→ Aim of the exercise: Write the data out again in full, with no departure from the original.

###

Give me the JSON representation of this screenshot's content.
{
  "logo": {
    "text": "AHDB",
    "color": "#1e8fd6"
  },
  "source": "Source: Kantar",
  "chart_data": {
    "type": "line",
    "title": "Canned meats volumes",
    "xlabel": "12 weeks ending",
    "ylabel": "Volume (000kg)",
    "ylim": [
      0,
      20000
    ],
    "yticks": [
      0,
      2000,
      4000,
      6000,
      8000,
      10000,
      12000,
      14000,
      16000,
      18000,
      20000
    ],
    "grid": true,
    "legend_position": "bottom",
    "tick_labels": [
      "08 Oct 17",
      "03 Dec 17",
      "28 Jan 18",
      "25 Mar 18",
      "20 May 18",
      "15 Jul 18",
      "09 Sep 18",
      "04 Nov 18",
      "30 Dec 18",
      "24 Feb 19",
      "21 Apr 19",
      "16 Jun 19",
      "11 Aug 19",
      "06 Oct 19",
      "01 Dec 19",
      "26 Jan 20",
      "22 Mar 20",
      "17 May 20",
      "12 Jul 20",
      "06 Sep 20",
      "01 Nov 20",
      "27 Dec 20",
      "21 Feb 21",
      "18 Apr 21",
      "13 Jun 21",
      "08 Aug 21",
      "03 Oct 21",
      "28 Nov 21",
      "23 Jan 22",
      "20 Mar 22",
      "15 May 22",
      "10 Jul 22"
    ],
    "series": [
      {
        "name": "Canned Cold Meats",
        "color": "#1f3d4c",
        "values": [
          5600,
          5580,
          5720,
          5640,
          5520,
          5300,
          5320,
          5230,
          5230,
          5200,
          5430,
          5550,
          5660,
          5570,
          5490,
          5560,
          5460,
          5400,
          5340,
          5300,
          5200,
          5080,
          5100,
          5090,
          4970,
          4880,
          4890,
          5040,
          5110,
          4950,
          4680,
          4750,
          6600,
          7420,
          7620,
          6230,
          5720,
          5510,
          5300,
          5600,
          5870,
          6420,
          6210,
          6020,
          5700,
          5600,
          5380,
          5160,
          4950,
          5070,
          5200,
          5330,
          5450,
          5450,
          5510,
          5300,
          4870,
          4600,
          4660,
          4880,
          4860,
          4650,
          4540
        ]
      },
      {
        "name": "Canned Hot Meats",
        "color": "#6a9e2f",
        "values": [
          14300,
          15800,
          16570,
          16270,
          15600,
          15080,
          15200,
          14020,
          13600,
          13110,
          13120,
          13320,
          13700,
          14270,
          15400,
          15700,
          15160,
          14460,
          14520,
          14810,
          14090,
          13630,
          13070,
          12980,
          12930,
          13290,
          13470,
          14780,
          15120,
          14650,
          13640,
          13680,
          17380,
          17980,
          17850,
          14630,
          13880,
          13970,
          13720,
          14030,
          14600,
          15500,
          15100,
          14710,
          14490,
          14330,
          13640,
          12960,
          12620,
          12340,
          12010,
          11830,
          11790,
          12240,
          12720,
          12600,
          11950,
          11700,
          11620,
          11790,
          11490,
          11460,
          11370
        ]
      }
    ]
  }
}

###

→ Solution below:
Give me the JSON representation of this screenshot's content.
{
  "logo": {
    "text": "AHDB",
    "color": "#1e8fd6"
  },
  "source": "Source: Kantar",
  "chart_data": {
    "type": "line",
    "title": "Canned meats volumes",
    "xlabel": "12 weeks ending",
    "ylabel": "Volume (000kg)",
    "ylim": [
      0,
      20000
    ],
    "yticks": [
      0,
      2000,
      4000,
      6000,
      8000,
      10000,
      12000,
      14000,
      16000,
      18000,
      20000
    ],
    "grid": true,
    "legend_position": "bottom",
    "tick_labels": [
      "08 Oct 17",
      "03 Dec 17",
      "28 Jan 18",
      "25 Mar 18",
      "20 May 18",
      "15 Jul 18",
      "09 Sep 18",
      "04 Nov 18",
      "30 Dec 18",
      "24 Feb 19",
      "21 Apr 19",
      "16 Jun 19",
      "11 Aug 19",
      "06 Oct 19",
      "01 Dec 19",
      "26 Jan 20",
      "22 Mar 20",
      "17 May 20",
      "12 Jul 20",
      "06 Sep 20",
      "01 Nov 20",
      "27 Dec 20",
      "21 Feb 21",
      "18 Apr 21",
      "13 Jun 21",
      "08 Aug 21",
      "03 Oct 21",
      "28 Nov 21",
      "23 Jan 22",
      "20 Mar 22",
      "15 May 22",
      "10 Jul 22"
    ],
    "series": [
      {
        "name": "Canned Cold Meats",
        "color": "#1f3d4c",
        "values": [
          5600,
          5580,
          5720,
          5640,
          5520,
          5300,
          5320,
          5230,
          5230,
          5200,
          5430,
          5550,
          5660,
          5570,
          5490,
          5560,
          5460,
          5400,
          5340,
          5300,
          5200,
          5080,
          5100,
          5090,
          4970,
          4880,
          4890,
          5040,
          5110,
          4950,
          4680,
          4750,
          6600,
          7420,
          7620,
          6230,
          5720,
          5510,
          5300,
          5600,
          5870,
          6420,
          6210,
          6020,
          5700,
          5600,
          5380,
          5160,
          4950,
          5070,
          5200,
          5330,
          5450,
          5450,
          5510,
          5300,
          4870,
          4600,
          4660,
          4880,
          4860,
          4650,
          4540
        ]
      },
      {
        "name": "Canned Hot Meats",
        "color": "#6a9e2f",
        "values": [
          14300,
          15800,
          16570,
          16270,
          15600,
          15080,
          15200,
          14020,
          13600,
          13110,
          13120,
          13320,
          13700,
          14270,
          15400,
          15700,
          15160,
          14460,
          14520,
          14810,
          14090,
          13630,
          13070,
          12980,
          12930,
          13290,
          13470,
          14780,
          15120,
          14650,
          13640,
          13680,
          17380,
          17980,
          17850,
          14630,
          13880,
          13970,
          13720,
          14030,
          14600,
          15500,
          15100,
          14710,
          14490,
          14330,
          13640,
          12960,
          12620,
          12340,
          12010,
          11830,
          11790,
          12240,
          12720,
          12600,
          11950,
          11700,
          11620,
          11790,
          11490,
          11460,
          11370
        ]
      }
    ]
  }
}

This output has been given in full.